══ Records provided ══

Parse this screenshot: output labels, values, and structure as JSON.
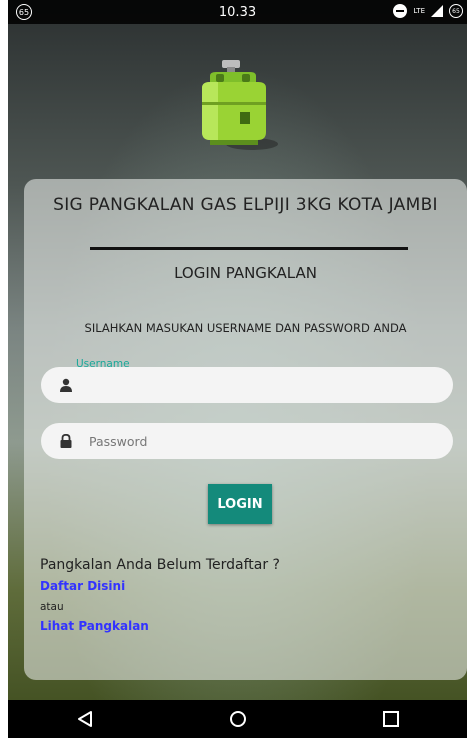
{
  "status_bar": {
    "left_badge": "65",
    "time": "10.33",
    "network": "LTE",
    "battery": "65"
  },
  "app": {
    "title": "SIG PANGKALAN GAS ELPIJI 3KG KOTA JAMBI",
    "login_heading": "LOGIN PANGKALAN",
    "instruction": "SILAHKAN MASUKAN USERNAME DAN PASSWORD ANDA"
  },
  "form": {
    "username_label": "Username",
    "username_value": "",
    "password_placeholder": "Password",
    "password_value": "",
    "login_label": "LOGIN"
  },
  "footer": {
    "register_question": "Pangkalan Anda Belum Terdaftar ?",
    "register_link": "Daftar Disini",
    "or_text": "atau",
    "view_link": "Lihat Pangkalan"
  },
  "colors": {
    "accent": "#148a7b",
    "label": "#1aa89a",
    "link": "#3333ff"
  },
  "icons": {
    "logo": "gas-cylinder-icon",
    "username": "user-icon",
    "password": "lock-icon",
    "nav_back": "back-triangle-icon",
    "nav_home": "home-circle-icon",
    "nav_recents": "recents-square-icon"
  }
}
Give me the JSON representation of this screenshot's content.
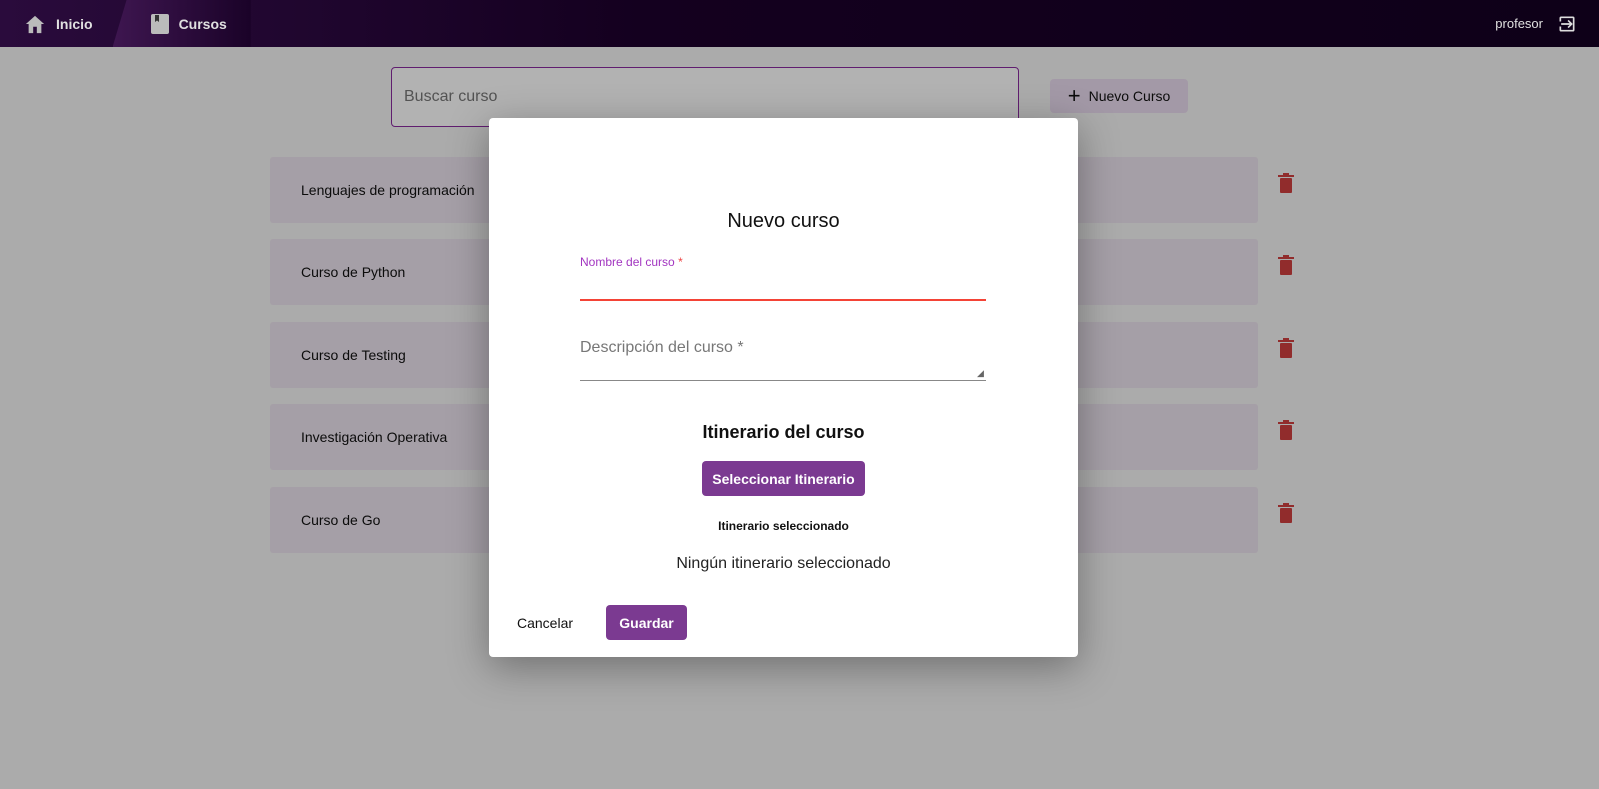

═══

Written exercise
Determine how many lines of the records above contain the word "screenshot", and report only that number.

Result for this exercise
2